> [Short task] Copy out every line exactly, passing over the pictures.

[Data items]
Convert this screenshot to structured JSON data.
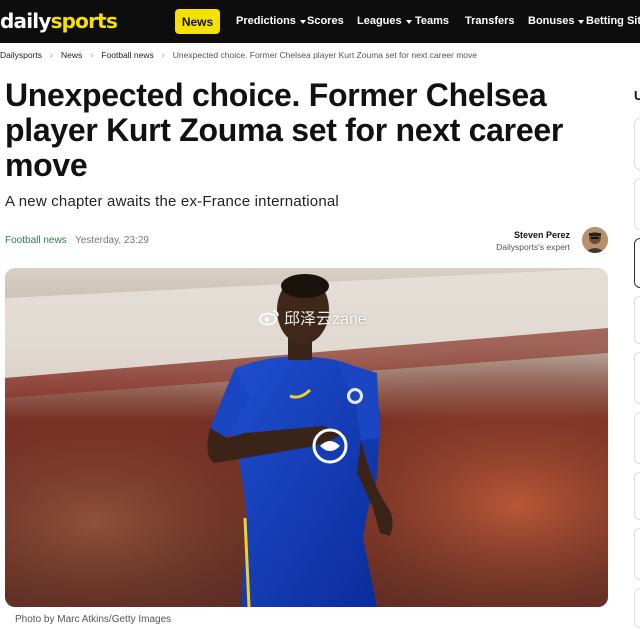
{
  "header": {
    "logo_main": "daily",
    "logo_accent": "sports",
    "nav": {
      "news": "News",
      "predictions": "Predictions",
      "scores": "Scores",
      "leagues": "Leagues",
      "teams": "Teams",
      "transfers": "Transfers",
      "bonuses": "Bonuses",
      "betting_sites": "Betting Sites"
    }
  },
  "breadcrumb": {
    "items": [
      "Dailysports",
      "News",
      "Football news"
    ],
    "current": "Unexpected choice. Former Chelsea player Kurt Zouma set for next career move"
  },
  "article": {
    "title": "Unexpected choice. Former Chelsea player Kurt Zouma set for next career move",
    "subtitle": "A new chapter awaits the ex-France international",
    "category": "Football news",
    "timestamp": "Yesterday, 23:29",
    "author_name": "Steven Perez",
    "author_role": "Dailysports's expert",
    "photo_credit": "Photo by Marc Atkins/Getty Images",
    "watermark": "邱泽云zane"
  },
  "sidebar": {
    "heading_fragment": "U"
  },
  "colors": {
    "accent": "#f5e100",
    "category_green": "#2e7d4f",
    "topbar": "#0d0d0d"
  },
  "icons": [
    "chevron-down-icon",
    "weibo-icon",
    "avatar"
  ]
}
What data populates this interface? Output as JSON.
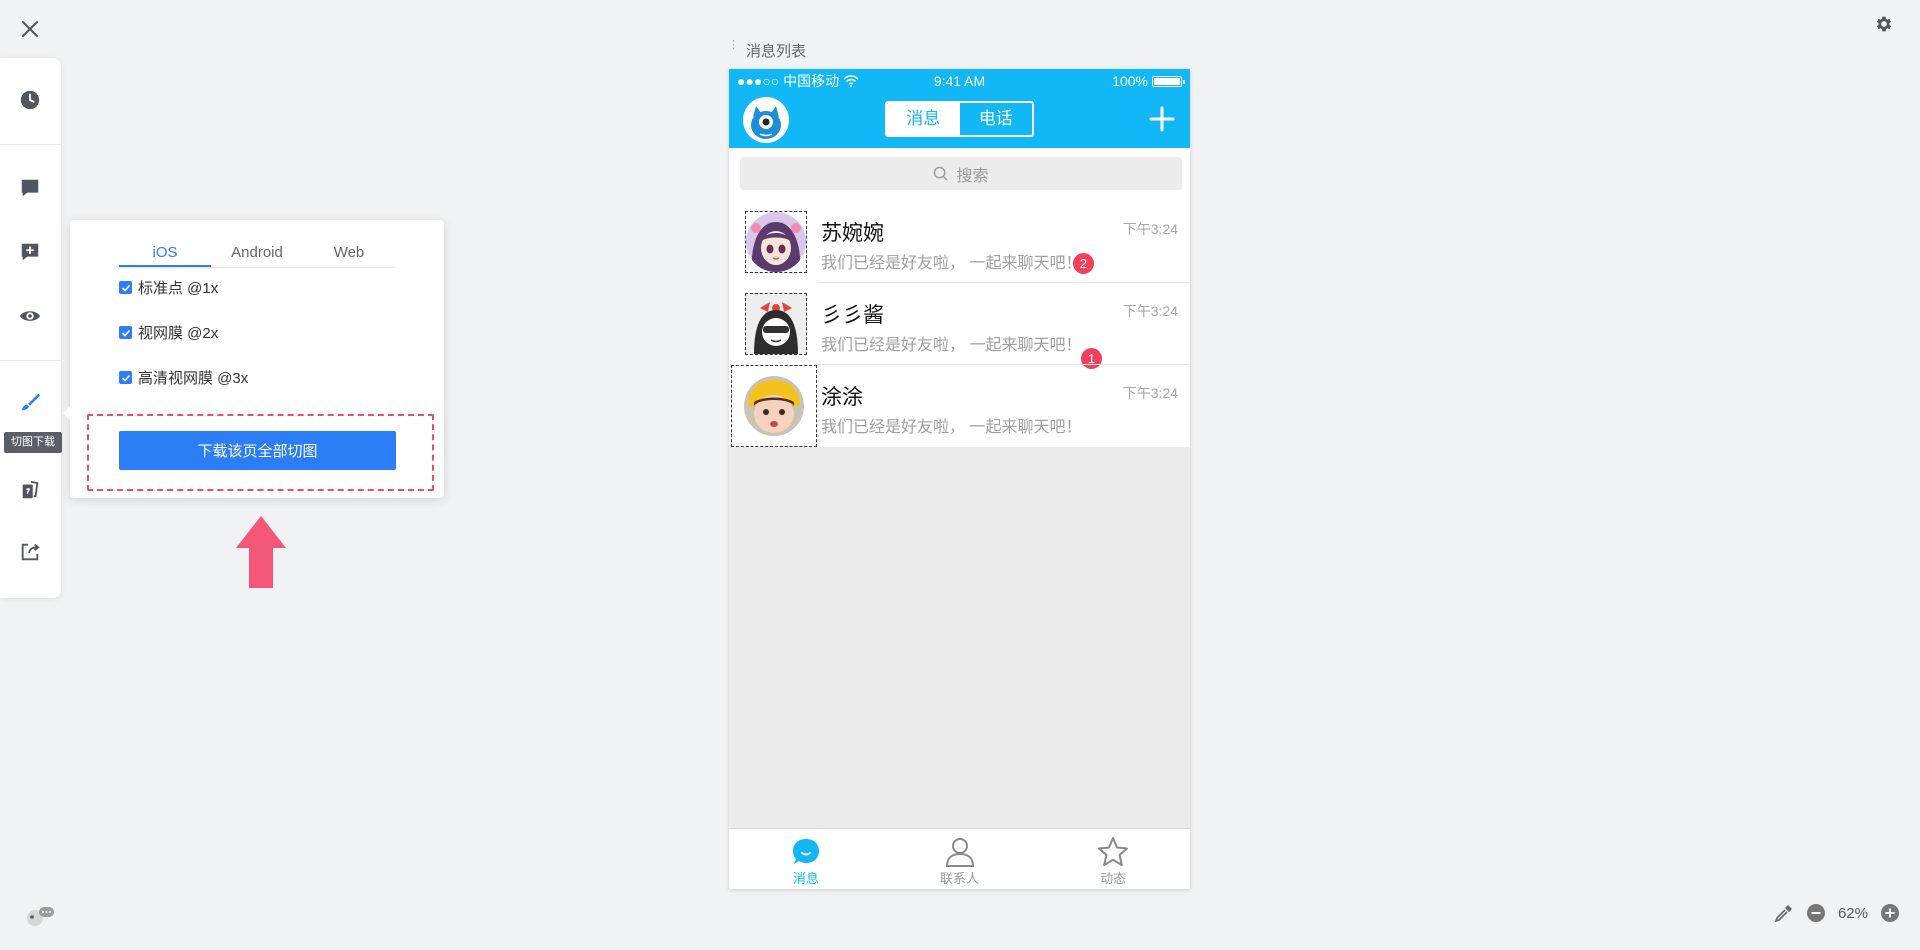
{
  "window": {
    "close_icon": "close-icon",
    "settings_icon": "gear-icon"
  },
  "toolbar": {
    "items": [
      {
        "name": "history",
        "icon": "clock-icon"
      },
      {
        "name": "comments",
        "icon": "comment-icon"
      },
      {
        "name": "add-comment",
        "icon": "comment-plus-icon"
      },
      {
        "name": "preview",
        "icon": "eye-icon"
      },
      {
        "name": "slice-download",
        "icon": "brush-icon",
        "active": true
      },
      {
        "name": "assets",
        "icon": "cards-icon"
      },
      {
        "name": "share",
        "icon": "share-icon"
      }
    ],
    "tooltip": "切图下载"
  },
  "download_panel": {
    "tabs": [
      "iOS",
      "Android",
      "Web"
    ],
    "active_tab": "iOS",
    "options": [
      {
        "label": "标准点 @1x",
        "checked": true
      },
      {
        "label": "视网膜 @2x",
        "checked": true
      },
      {
        "label": "高清视网膜 @3x",
        "checked": true
      }
    ],
    "button_label": "下载该页全部切图",
    "highlight_color": "#ef4b6e",
    "accent_color": "#2b7ef5"
  },
  "artboard": {
    "title": "消息列表"
  },
  "phone": {
    "status": {
      "carrier": "●●●○○ 中国移动",
      "time": "9:41 AM",
      "battery": "100%",
      "battery_level": 1.0
    },
    "brand_color": "#12b7f5",
    "segments": [
      "消息",
      "电话"
    ],
    "active_segment": "消息",
    "search_placeholder": "搜索",
    "conversations": [
      {
        "name": "苏婉婉",
        "message": "我们已经是好友啦， 一起来聊天吧！",
        "time": "下午3:24",
        "badge": "2"
      },
      {
        "name": "彡彡酱",
        "message": "我们已经是好友啦， 一起来聊天吧！",
        "time": "下午3:24",
        "badge": "1"
      },
      {
        "name": "涂涂",
        "message": "我们已经是好友啦， 一起来聊天吧！",
        "time": "下午3:24",
        "badge": ""
      }
    ],
    "tabbar": [
      {
        "label": "消息",
        "icon": "chat-bubble-icon",
        "active": true
      },
      {
        "label": "联系人",
        "icon": "person-icon",
        "active": false
      },
      {
        "label": "动态",
        "icon": "star-icon",
        "active": false
      }
    ]
  },
  "zoom": {
    "level": "62%"
  }
}
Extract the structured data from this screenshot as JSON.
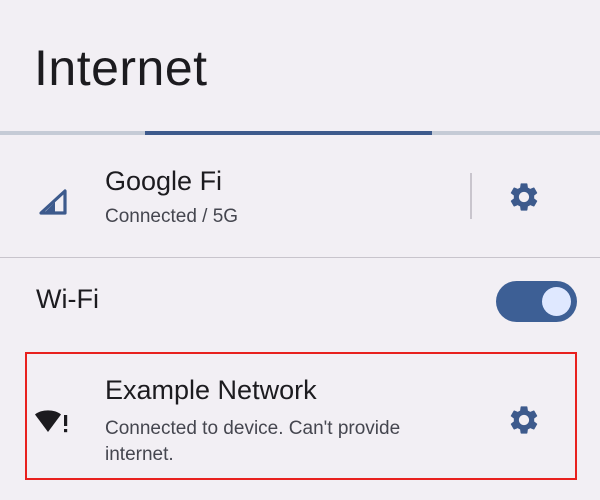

> [Task solution]
Convert this screenshot to structured JSON data.
{
  "header": {
    "logo_main": "daily",
    "logo_accent": "sports",
    "nav": {
      "news": "News",
      "predictions": "Predictions",
      "scores": "Scores",
      "leagues": "Leagues",
      "teams": "Teams",
      "transfers": "Transfers",
      "bonuses": "Bonuses",
      "betting_sites": "Betting Sites"
    }
  },
  "breadcrumb": {
    "items": [
      "Dailysports",
      "News",
      "Football news"
    ],
    "current": "Unexpected choice. Former Chelsea player Kurt Zouma set for next career move"
  },
  "article": {
    "title": "Unexpected choice. Former Chelsea player Kurt Zouma set for next career move",
    "subtitle": "A new chapter awaits the ex-France international",
    "category": "Football news",
    "timestamp": "Yesterday, 23:29",
    "author_name": "Steven Perez",
    "author_role": "Dailysports's expert",
    "photo_credit": "Photo by Marc Atkins/Getty Images",
    "watermark": "邱泽云zane"
  },
  "sidebar": {
    "heading_fragment": "U"
  },
  "colors": {
    "accent": "#f5e100",
    "category_green": "#2e7d4f",
    "topbar": "#0d0d0d"
  },
  "icons": [
    "chevron-down-icon",
    "weibo-icon",
    "avatar"
  ]
}
What data populates this interface? Output as JSON.
{
  "window": {
    "close_icon": "close-icon",
    "settings_icon": "gear-icon"
  },
  "toolbar": {
    "items": [
      {
        "name": "history",
        "icon": "clock-icon"
      },
      {
        "name": "comments",
        "icon": "comment-icon"
      },
      {
        "name": "add-comment",
        "icon": "comment-plus-icon"
      },
      {
        "name": "preview",
        "icon": "eye-icon"
      },
      {
        "name": "slice-download",
        "icon": "brush-icon",
        "active": true
      },
      {
        "name": "assets",
        "icon": "cards-icon"
      },
      {
        "name": "share",
        "icon": "share-icon"
      }
    ],
    "tooltip": "切图下载"
  },
  "download_panel": {
    "tabs": [
      "iOS",
      "Android",
      "Web"
    ],
    "active_tab": "iOS",
    "options": [
      {
        "label": "标准点 @1x",
        "checked": true
      },
      {
        "label": "视网膜 @2x",
        "checked": true
      },
      {
        "label": "高清视网膜 @3x",
        "checked": true
      }
    ],
    "button_label": "下载该页全部切图",
    "highlight_color": "#ef4b6e",
    "accent_color": "#2b7ef5"
  },
  "artboard": {
    "title": "消息列表"
  },
  "phone": {
    "status": {
      "carrier": "●●●○○ 中国移动",
      "time": "9:41 AM",
      "battery": "100%",
      "battery_level": 1.0
    },
    "brand_color": "#12b7f5",
    "segments": [
      "消息",
      "电话"
    ],
    "active_segment": "消息",
    "search_placeholder": "搜索",
    "conversations": [
      {
        "name": "苏婉婉",
        "message": "我们已经是好友啦， 一起来聊天吧！",
        "time": "下午3:24",
        "badge": "2"
      },
      {
        "name": "彡彡酱",
        "message": "我们已经是好友啦， 一起来聊天吧！",
        "time": "下午3:24",
        "badge": "1"
      },
      {
        "name": "涂涂",
        "message": "我们已经是好友啦， 一起来聊天吧！",
        "time": "下午3:24",
        "badge": ""
      }
    ],
    "tabbar": [
      {
        "label": "消息",
        "icon": "chat-bubble-icon",
        "active": true
      },
      {
        "label": "联系人",
        "icon": "person-icon",
        "active": false
      },
      {
        "label": "动态",
        "icon": "star-icon",
        "active": false
      }
    ]
  },
  "zoom": {
    "level": "62%"
  }
}
Extract the structured data from this screenshot as JSON.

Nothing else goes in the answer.